#### [Objective]
Determine which lines contain the word "link", then copy those lines.

+++ Given information +++

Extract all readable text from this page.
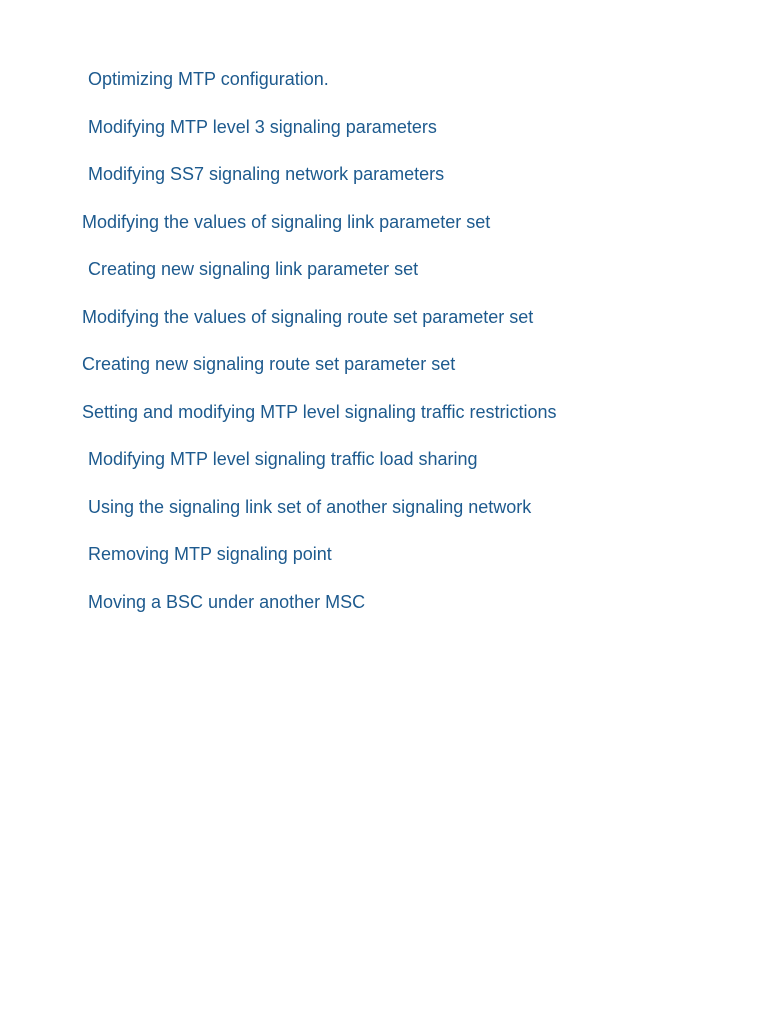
Optimizing MTP configuration.
Modifying MTP level 3 signaling parameters
Modifying SS7 signaling network parameters
Modifying the values of signaling link parameter set
Creating new signaling link parameter set
Modifying the values of signaling route set parameter set
Creating new signaling route set parameter set
Setting and modifying MTP level signaling traffic restrictions
Modifying MTP level signaling traffic load sharing
Using the signaling link set of another signaling network
Removing MTP signaling point
Moving a BSC under another MSC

+++

#### [Final result]
Modifying the values of signaling link parameter set
Creating new signaling link parameter set
Using the signaling link set of another signaling network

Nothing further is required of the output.